(Task)
Filter the data below for the string "which" and copy each matching line.

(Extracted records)
**********
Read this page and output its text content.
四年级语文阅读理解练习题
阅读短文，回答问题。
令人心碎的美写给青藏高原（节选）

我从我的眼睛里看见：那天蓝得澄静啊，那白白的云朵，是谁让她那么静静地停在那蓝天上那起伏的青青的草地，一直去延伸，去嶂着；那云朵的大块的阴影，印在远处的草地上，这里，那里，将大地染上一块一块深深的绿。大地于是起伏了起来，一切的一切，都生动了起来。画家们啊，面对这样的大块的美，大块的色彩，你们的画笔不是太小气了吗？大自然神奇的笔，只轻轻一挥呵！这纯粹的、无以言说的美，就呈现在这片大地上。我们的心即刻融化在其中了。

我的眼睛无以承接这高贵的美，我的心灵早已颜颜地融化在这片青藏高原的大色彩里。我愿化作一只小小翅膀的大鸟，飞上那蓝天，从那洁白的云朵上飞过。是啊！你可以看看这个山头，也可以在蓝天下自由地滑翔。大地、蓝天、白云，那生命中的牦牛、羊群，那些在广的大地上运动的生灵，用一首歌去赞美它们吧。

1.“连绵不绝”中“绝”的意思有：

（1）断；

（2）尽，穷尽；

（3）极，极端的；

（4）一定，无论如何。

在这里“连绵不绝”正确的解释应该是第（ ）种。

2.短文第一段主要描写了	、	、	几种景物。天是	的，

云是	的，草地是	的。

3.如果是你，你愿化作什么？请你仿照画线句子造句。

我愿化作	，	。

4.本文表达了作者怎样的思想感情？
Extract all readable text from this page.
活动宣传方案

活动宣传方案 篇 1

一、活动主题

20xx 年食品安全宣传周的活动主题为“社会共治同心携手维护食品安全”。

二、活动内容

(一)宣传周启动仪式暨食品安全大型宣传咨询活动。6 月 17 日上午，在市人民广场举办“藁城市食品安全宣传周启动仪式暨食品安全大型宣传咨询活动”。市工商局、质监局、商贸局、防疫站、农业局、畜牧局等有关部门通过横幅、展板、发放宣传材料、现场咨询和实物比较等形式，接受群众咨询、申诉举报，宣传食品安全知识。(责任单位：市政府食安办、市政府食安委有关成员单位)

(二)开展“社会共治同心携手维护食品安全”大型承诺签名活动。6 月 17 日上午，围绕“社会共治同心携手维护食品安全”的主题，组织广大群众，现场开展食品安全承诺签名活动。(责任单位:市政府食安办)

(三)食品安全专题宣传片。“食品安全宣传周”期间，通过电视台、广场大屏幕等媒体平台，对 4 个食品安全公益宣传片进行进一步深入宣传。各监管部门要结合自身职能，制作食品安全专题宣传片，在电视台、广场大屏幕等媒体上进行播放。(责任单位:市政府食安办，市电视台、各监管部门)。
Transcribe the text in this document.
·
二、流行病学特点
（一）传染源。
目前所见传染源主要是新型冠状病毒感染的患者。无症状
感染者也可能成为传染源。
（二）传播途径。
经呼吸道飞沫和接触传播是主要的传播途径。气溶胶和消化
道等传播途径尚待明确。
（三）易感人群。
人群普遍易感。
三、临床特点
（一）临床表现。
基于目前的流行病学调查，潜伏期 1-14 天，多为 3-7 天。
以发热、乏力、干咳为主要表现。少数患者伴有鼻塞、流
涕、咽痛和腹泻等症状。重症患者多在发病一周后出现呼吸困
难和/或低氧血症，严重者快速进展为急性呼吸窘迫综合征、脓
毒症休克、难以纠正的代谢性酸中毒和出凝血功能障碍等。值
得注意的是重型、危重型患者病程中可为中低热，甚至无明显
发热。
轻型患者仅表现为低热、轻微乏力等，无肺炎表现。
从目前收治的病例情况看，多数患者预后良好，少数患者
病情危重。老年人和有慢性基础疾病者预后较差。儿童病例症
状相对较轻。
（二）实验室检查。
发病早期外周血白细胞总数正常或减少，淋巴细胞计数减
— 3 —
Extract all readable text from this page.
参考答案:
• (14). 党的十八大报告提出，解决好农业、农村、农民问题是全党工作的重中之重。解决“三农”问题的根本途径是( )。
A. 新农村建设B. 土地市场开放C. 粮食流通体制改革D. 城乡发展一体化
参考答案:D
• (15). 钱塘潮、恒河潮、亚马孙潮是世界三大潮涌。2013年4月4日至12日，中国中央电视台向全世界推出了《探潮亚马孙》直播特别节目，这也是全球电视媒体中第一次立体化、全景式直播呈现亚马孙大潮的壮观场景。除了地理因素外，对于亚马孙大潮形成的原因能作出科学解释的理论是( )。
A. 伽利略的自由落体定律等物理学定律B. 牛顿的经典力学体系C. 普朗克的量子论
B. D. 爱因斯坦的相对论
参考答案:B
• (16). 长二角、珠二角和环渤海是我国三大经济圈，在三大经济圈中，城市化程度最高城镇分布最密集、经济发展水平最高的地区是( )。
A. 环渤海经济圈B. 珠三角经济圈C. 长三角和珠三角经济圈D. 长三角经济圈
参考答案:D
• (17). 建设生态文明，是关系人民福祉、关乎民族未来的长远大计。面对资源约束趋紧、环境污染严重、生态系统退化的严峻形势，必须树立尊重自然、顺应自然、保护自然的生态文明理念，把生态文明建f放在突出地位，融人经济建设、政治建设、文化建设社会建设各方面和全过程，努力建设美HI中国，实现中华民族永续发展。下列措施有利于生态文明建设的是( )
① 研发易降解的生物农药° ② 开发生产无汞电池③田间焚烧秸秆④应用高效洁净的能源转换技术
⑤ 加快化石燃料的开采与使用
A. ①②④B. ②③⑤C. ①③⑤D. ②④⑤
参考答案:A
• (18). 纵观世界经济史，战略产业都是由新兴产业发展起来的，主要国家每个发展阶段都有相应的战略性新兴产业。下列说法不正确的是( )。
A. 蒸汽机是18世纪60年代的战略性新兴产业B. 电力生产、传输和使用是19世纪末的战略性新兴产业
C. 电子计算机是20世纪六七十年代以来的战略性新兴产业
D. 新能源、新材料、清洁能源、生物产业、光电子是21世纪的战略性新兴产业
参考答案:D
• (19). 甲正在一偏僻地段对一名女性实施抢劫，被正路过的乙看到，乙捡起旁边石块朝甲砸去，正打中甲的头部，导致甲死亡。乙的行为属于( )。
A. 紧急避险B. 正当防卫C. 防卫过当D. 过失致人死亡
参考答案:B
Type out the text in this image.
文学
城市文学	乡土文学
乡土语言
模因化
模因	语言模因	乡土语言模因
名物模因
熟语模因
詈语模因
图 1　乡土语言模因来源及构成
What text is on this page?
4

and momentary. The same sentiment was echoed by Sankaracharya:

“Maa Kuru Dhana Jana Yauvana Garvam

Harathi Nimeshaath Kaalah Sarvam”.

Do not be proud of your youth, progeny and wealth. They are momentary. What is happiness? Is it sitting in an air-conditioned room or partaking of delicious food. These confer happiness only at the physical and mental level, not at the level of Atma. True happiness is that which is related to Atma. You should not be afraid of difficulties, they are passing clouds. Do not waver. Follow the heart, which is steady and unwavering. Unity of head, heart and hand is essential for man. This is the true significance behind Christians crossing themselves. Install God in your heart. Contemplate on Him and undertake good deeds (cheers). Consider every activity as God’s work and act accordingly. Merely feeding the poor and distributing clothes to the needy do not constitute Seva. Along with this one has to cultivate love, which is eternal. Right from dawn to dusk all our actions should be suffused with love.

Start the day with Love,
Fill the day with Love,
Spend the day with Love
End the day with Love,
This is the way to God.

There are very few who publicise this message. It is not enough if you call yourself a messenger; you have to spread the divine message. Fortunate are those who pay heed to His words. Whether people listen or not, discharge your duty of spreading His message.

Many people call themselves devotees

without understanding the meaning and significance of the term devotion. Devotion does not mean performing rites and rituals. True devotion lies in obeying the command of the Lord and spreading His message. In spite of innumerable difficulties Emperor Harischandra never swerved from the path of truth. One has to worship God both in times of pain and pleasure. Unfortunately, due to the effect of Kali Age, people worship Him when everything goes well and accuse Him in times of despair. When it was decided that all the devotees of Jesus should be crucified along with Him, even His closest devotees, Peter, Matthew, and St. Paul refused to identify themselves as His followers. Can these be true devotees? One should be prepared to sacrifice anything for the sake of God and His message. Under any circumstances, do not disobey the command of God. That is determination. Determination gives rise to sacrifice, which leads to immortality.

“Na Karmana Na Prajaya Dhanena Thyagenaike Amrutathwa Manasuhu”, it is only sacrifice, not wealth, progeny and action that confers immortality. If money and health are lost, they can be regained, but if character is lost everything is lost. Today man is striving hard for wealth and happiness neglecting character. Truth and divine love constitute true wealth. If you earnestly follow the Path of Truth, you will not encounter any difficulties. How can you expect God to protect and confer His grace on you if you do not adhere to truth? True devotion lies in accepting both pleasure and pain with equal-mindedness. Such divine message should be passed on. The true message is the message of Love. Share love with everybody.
**********
(Output below)
Do not be proud of your youth, progeny and wealth. They are momentary. What is happiness? Is it sitting in an air-conditioned room or partaking of delicious food. These confer happiness only at the physical and mental level, not at the level of Atma. True happiness is that which is related to Atma. You should not be afraid of difficulties, they are passing clouds. Do not waver. Follow the heart, which is steady and unwavering. Unity of head, heart and hand is essential for man. This is the true significance behind Christians crossing themselves. Install God in your heart. Contemplate on Him and undertake good deeds (cheers). Consider every activity as God’s work and act accordingly. Merely feeding the poor and distributing clothes to the needy do not constitute Seva. Along with this one has to cultivate love, which is eternal. Right from dawn to dusk all our actions should be suffused with love.
without understanding the meaning and significance of the term devotion. Devotion does not mean performing rites and rituals. True devotion lies in obeying the command of the Lord and spreading His message. In spite of innumerable difficulties Emperor Harischandra never swerved from the path of truth. One has to worship God both in times of pain and pleasure. Unfortunately, due to the effect of Kali Age, people worship Him when everything goes well and accuse Him in times of despair. When it was decided that all the devotees of Jesus should be crucified along with Him, even His closest devotees, Peter, Matthew, and St. Paul refused to identify themselves as His followers. Can these be true devotees? One should be prepared to sacrifice anything for the sake of God and His message. Under any circumstances, do not disobey the command of God. That is determination. Determination gives rise to sacrifice, which leads to immortality.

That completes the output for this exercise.